Of the lines in the listing, how many include the string "Serenifs"? Write the number and nothing else.
Start
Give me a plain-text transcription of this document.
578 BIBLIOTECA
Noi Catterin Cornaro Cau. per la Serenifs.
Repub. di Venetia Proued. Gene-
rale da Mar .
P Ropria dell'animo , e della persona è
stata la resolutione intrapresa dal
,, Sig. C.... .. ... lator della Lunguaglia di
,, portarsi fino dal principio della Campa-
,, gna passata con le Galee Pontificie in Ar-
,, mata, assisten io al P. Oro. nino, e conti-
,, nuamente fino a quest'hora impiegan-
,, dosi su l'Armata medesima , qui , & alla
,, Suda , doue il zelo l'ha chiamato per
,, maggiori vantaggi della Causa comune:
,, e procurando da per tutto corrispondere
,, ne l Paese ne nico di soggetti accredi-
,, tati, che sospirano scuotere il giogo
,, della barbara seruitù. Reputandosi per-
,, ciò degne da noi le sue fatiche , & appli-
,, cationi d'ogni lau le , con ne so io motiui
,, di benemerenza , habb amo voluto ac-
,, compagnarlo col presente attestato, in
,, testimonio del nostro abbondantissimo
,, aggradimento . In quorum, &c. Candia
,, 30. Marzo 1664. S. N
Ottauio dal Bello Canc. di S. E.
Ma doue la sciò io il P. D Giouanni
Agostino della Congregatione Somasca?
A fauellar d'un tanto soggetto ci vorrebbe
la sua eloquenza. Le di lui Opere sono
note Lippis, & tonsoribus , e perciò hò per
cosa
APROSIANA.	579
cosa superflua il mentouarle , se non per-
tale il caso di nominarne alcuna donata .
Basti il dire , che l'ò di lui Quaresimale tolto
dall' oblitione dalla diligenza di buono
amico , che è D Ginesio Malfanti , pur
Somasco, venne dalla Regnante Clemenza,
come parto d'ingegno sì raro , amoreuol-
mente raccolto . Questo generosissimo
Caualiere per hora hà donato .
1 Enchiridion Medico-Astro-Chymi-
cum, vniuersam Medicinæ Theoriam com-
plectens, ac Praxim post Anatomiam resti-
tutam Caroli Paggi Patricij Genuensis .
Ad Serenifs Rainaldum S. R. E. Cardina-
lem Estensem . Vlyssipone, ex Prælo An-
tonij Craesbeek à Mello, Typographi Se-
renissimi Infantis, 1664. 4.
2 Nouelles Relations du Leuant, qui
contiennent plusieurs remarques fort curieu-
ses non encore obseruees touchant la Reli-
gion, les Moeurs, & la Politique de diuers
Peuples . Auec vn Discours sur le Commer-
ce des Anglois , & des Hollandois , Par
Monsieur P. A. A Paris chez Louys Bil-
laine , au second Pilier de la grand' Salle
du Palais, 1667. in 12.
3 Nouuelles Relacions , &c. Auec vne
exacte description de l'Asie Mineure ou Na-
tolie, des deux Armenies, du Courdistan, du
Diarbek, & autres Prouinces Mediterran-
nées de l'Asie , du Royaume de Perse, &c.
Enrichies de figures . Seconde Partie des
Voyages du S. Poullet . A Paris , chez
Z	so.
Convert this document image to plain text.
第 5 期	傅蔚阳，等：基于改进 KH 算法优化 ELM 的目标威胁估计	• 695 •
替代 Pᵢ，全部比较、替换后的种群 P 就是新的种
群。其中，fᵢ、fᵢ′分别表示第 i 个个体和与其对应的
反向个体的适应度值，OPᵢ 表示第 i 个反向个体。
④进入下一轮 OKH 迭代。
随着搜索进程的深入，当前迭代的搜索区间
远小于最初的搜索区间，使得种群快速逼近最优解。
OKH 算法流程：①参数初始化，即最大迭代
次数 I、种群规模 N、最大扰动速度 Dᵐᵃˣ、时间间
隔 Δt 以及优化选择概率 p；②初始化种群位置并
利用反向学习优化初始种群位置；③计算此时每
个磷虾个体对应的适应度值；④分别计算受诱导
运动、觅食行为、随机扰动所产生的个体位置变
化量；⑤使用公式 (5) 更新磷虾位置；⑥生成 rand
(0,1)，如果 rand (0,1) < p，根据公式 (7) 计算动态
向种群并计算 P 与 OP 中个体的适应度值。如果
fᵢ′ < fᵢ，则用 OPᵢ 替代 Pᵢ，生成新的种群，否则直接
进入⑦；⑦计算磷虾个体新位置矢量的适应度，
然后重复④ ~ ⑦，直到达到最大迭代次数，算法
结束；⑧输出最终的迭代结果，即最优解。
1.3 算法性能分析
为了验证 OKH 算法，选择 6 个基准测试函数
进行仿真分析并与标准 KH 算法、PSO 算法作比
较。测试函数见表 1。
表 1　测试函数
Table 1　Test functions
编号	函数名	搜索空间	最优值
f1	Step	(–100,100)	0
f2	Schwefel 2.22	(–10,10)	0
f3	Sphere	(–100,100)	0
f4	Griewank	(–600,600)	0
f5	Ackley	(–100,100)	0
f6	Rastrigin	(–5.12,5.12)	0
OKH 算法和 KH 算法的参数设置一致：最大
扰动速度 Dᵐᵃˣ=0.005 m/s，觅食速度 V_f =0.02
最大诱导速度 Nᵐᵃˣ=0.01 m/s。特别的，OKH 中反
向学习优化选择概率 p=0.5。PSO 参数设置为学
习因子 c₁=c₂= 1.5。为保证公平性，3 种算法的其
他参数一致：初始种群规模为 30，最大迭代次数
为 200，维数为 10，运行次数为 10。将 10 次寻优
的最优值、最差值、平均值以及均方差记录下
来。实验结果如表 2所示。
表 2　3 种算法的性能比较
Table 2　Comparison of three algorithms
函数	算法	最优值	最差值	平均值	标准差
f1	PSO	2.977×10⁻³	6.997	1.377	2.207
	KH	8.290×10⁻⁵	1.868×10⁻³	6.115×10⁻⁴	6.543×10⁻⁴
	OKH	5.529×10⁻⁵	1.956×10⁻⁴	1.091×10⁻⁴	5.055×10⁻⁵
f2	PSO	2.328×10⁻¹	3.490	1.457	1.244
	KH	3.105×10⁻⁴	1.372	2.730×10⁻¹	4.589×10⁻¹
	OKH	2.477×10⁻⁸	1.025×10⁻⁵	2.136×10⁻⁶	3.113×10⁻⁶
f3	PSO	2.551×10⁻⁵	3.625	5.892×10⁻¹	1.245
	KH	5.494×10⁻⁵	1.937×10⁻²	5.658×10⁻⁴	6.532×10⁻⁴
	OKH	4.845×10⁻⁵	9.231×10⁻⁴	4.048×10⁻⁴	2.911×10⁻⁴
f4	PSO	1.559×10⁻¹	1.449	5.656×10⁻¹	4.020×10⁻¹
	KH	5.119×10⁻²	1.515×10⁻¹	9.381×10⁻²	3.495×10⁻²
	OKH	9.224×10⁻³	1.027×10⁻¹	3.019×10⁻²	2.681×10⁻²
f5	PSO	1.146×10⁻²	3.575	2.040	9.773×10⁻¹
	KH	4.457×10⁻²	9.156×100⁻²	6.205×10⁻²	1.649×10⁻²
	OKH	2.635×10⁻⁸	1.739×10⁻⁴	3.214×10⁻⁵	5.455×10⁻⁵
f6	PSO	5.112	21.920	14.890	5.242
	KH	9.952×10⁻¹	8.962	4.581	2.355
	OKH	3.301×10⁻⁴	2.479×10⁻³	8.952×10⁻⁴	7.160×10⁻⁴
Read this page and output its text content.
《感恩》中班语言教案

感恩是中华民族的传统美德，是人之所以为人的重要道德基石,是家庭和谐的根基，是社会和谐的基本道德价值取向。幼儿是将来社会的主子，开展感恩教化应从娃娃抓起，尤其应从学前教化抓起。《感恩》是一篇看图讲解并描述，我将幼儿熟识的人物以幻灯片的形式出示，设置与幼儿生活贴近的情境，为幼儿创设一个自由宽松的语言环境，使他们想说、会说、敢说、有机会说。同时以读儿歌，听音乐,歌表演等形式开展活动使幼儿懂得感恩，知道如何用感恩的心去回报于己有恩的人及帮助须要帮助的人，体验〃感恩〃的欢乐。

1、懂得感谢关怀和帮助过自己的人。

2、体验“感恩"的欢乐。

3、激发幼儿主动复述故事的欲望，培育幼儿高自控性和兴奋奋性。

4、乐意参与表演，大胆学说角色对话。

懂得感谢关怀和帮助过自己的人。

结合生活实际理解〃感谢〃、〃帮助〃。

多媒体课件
End
[Exercise response] 2